Start DATA ENTRIES

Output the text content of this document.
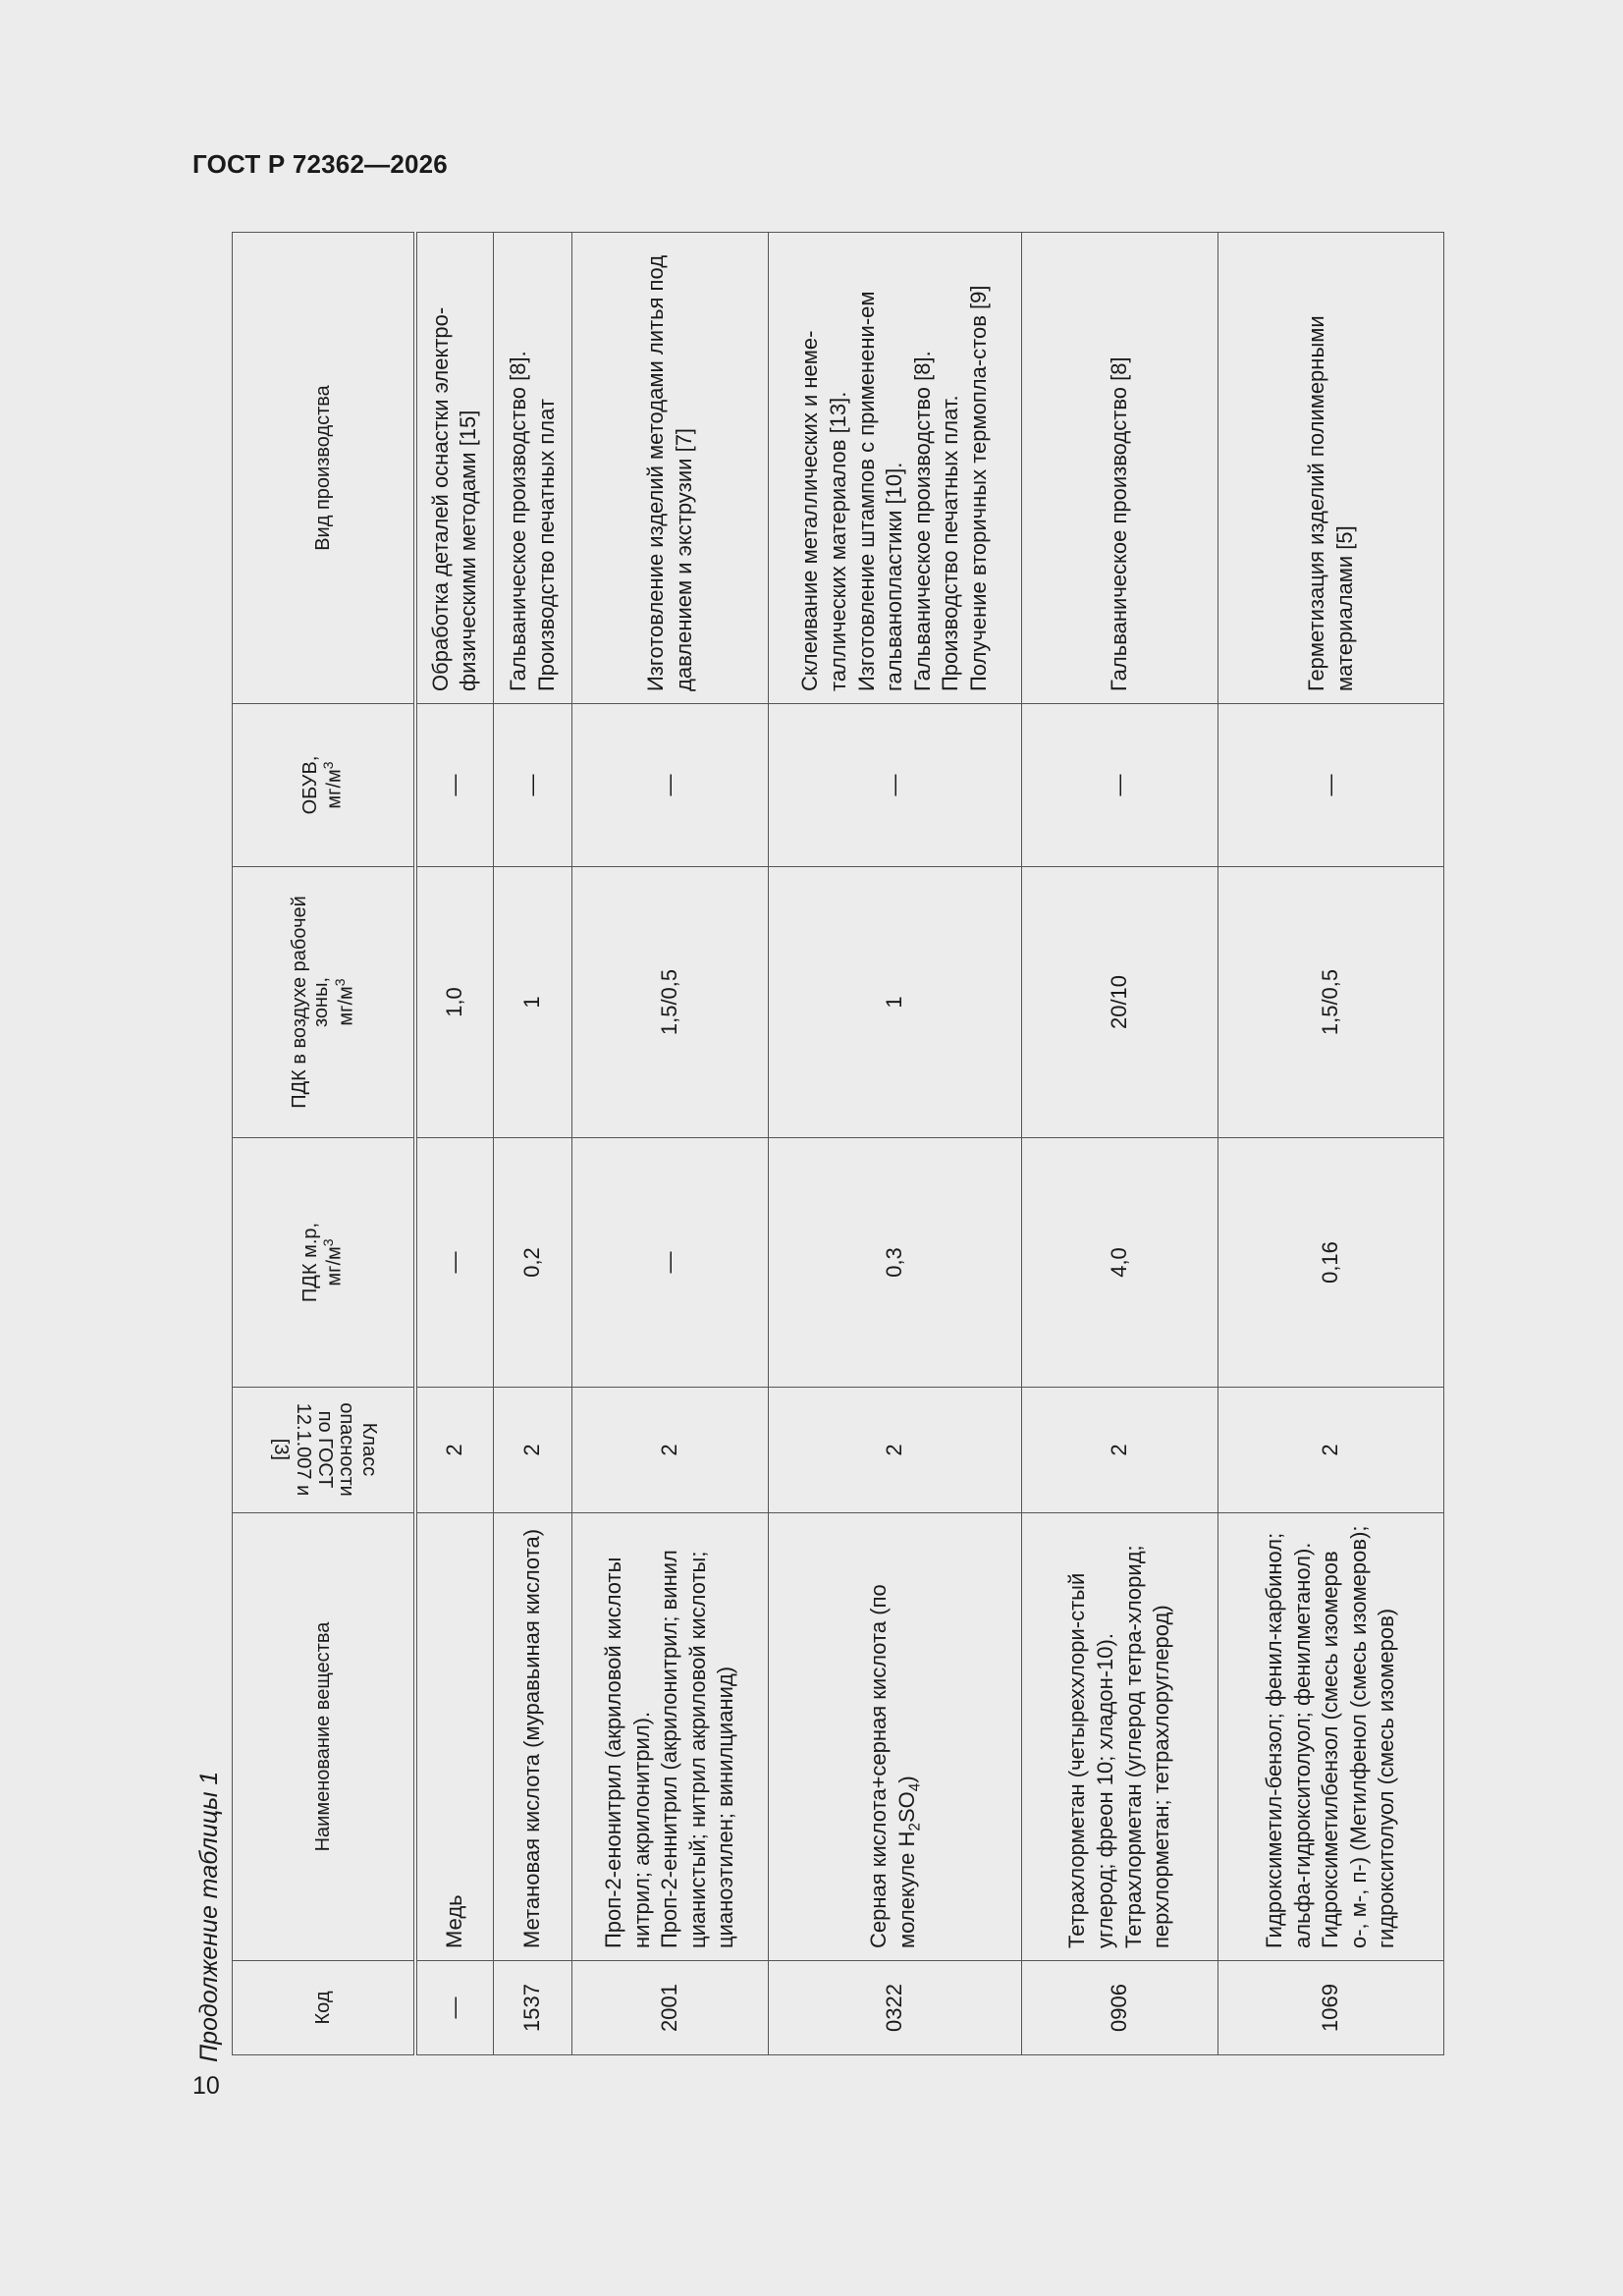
ГОСТ Р 72362—2026
10
Продолжение таблицы 1	Код	Наименование вещества	Класс опасности по ГОСТ 12.1.007 и [3]	ПДК м.р, $мг/м^3$	ПДК в воздухе рабочей зоны, $мг/м^3$	ОБУВ, $мг/м^3$	Вид производства
—	Медь	2	—	1,0	—	Обработка деталей оснастки электро-физическими методами [15]
1537	Метановая кислота (муравьиная кислота)	2	0,2	1	—	Гальваническое производство [8]. Производство печатных плат

2001	Проп-2-енонитрил (акриловой кислоты нитрил; акрилонитрил). Проп-2-еннитрил (акрилонитрил; винил цианистый; нитрил акриловой кислоты; цианоэтилен; винилцианид)	2	—	1,5/0,5	—	Изготовление изделий методами литья под давлением и экструзии [7]
0322	Серная кислота+серная кислота (по молекуле $H_2SO_4$)	2	0,3	1	—	Склеивание металлических и неме-таллических материалов [13]. Изготовление штампов с применени-ем гальванопластики [10]. Гальваническое производство [8]. Производство печатных плат. Получение вторичных термопла-стов [9]

0906	Тетрахлорметан (четыреххлори-стый углерод; фреон 10; хладон-10). Тетрахлорметан (углерод тетра-хлорид; перхлорметан; тетрахлоруглерод)	2	4,0	20/10	—	Гальваническое производство [8]
1069	Гидроксиметил-бензол; фенил-карбинол; альфа-гидрокситолуол; фенилметанол). Гидроксиметилбензол (смесь изомеров о-, м-, п-) (Метилфенол (смесь изомеров); гидрокситолуол (смесь изомеров)	2	0,16	1,5/0,5	—	Герметизация изделий полимерными материалами [5]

End DATA ENTRIES

INSTRUCTION -
Extract lines where the string "производство" occurs.

RESULT OF THIS EXERCISE -
1537	Метановая кислота (муравьиная кислота)	2	0,2	1	—	Гальваническое производство [8]. Производство печатных плат
0322	Серная кислота+серная кислота (по молекуле $H_2SO_4$)	2	0,3	1	—	Склеивание металлических и неме-таллических материалов [13]. Изготовление штампов с применени-ем гальванопластики [10]. Гальваническое производство [8]. Производство печатных плат. Получение вторичных термопла-стов [9]
0906	Тетрахлорметан (четыреххлори-стый углерод; фреон 10; хладон-10). Тетрахлорметан (углерод тетра-хлорид; перхлорметан; тетрахлоруглерод)	2	4,0	20/10	—	Гальваническое производство [8]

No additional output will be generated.